**Set exercise**
Images should be left out, and everything else in the listing reproduced exactly.

**Records**
=-=-=-=-=

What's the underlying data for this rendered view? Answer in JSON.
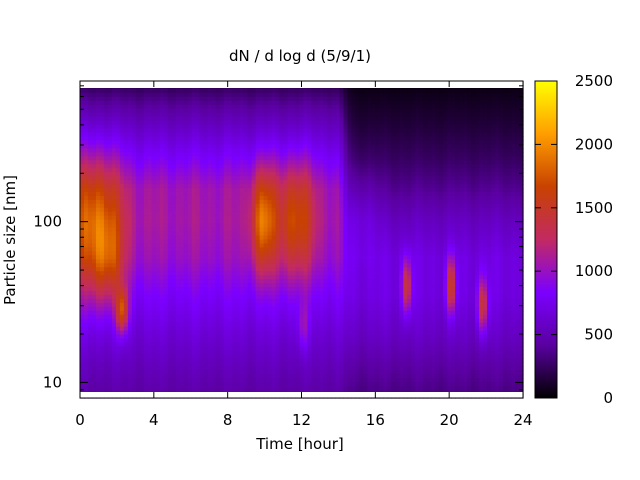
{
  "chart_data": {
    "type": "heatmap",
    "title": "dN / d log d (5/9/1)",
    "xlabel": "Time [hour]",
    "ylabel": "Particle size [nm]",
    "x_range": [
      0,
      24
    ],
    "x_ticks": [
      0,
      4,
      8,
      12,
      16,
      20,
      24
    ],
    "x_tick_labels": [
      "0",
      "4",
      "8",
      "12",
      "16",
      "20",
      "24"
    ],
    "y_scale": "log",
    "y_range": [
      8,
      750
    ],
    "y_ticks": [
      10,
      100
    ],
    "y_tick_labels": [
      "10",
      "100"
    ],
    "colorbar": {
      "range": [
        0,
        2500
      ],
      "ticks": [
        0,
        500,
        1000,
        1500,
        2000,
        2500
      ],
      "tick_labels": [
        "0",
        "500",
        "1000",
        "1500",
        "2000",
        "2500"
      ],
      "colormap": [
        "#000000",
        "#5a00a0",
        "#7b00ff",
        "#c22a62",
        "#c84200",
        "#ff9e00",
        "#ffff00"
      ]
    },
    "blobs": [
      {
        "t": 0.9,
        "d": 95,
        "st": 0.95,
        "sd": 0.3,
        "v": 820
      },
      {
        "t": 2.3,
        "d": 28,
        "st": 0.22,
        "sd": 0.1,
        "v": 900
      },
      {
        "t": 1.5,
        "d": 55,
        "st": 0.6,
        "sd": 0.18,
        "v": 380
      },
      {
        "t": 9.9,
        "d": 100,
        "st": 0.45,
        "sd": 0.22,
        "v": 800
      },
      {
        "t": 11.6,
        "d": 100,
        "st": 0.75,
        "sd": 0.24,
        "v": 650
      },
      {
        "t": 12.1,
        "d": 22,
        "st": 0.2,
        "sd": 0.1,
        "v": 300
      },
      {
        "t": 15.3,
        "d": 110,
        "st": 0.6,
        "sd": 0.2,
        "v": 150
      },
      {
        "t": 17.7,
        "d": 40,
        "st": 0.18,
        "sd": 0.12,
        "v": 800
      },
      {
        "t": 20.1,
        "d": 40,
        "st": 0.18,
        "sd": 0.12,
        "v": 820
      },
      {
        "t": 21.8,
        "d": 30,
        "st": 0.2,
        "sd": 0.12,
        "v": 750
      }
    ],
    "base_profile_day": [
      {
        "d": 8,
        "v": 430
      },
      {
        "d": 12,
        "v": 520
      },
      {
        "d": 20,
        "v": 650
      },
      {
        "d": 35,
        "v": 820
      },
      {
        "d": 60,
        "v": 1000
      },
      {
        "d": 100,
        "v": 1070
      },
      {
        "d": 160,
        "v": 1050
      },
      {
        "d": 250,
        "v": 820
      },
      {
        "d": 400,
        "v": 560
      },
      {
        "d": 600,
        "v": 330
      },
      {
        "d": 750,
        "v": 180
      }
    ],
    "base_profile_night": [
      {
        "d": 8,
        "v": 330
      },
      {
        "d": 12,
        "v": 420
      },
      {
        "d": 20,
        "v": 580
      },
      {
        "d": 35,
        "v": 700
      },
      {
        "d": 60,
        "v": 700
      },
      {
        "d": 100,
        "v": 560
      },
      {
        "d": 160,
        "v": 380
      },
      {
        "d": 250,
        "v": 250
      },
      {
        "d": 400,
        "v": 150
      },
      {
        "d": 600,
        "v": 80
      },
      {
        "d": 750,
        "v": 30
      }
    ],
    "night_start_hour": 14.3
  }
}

=-=-=-=-=

**Output of the exercise**
What's the underlying data for this rendered view? Answer in JSON.
{
  "chart_data": {
    "type": "heatmap",
    "title": "dN / d log d (5/9/1)",
    "xlabel": "Time [hour]",
    "ylabel": "Particle size [nm]",
    "x_range": [
      0,
      24
    ],
    "x_ticks": [
      0,
      4,
      8,
      12,
      16,
      20,
      24
    ],
    "x_tick_labels": [
      "0",
      "4",
      "8",
      "12",
      "16",
      "20",
      "24"
    ],
    "y_scale": "log",
    "y_range": [
      8,
      750
    ],
    "y_ticks": [
      10,
      100
    ],
    "y_tick_labels": [
      "10",
      "100"
    ],
    "colorbar": {
      "range": [
        0,
        2500
      ],
      "ticks": [
        0,
        500,
        1000,
        1500,
        2000,
        2500
      ],
      "tick_labels": [
        "0",
        "500",
        "1000",
        "1500",
        "2000",
        "2500"
      ],
      "colormap": [
        "#000000",
        "#5a00a0",
        "#7b00ff",
        "#c22a62",
        "#c84200",
        "#ff9e00",
        "#ffff00"
      ]
    },
    "blobs": [
      {
        "t": 0.9,
        "d": 95,
        "st": 0.95,
        "sd": 0.3,
        "v": 820
      },
      {
        "t": 2.3,
        "d": 28,
        "st": 0.22,
        "sd": 0.1,
        "v": 900
      },
      {
        "t": 1.5,
        "d": 55,
        "st": 0.6,
        "sd": 0.18,
        "v": 380
      },
      {
        "t": 9.9,
        "d": 100,
        "st": 0.45,
        "sd": 0.22,
        "v": 800
      },
      {
        "t": 11.6,
        "d": 100,
        "st": 0.75,
        "sd": 0.24,
        "v": 650
      },
      {
        "t": 12.1,
        "d": 22,
        "st": 0.2,
        "sd": 0.1,
        "v": 300
      },
      {
        "t": 15.3,
        "d": 110,
        "st": 0.6,
        "sd": 0.2,
        "v": 150
      },
      {
        "t": 17.7,
        "d": 40,
        "st": 0.18,
        "sd": 0.12,
        "v": 800
      },
      {
        "t": 20.1,
        "d": 40,
        "st": 0.18,
        "sd": 0.12,
        "v": 820
      },
      {
        "t": 21.8,
        "d": 30,
        "st": 0.2,
        "sd": 0.12,
        "v": 750
      }
    ],
    "base_profile_day": [
      {
        "d": 8,
        "v": 430
      },
      {
        "d": 12,
        "v": 520
      },
      {
        "d": 20,
        "v": 650
      },
      {
        "d": 35,
        "v": 820
      },
      {
        "d": 60,
        "v": 1000
      },
      {
        "d": 100,
        "v": 1070
      },
      {
        "d": 160,
        "v": 1050
      },
      {
        "d": 250,
        "v": 820
      },
      {
        "d": 400,
        "v": 560
      },
      {
        "d": 600,
        "v": 330
      },
      {
        "d": 750,
        "v": 180
      }
    ],
    "base_profile_night": [
      {
        "d": 8,
        "v": 330
      },
      {
        "d": 12,
        "v": 420
      },
      {
        "d": 20,
        "v": 580
      },
      {
        "d": 35,
        "v": 700
      },
      {
        "d": 60,
        "v": 700
      },
      {
        "d": 100,
        "v": 560
      },
      {
        "d": 160,
        "v": 380
      },
      {
        "d": 250,
        "v": 250
      },
      {
        "d": 400,
        "v": 150
      },
      {
        "d": 600,
        "v": 80
      },
      {
        "d": 750,
        "v": 30
      }
    ],
    "night_start_hour": 14.3
  }
}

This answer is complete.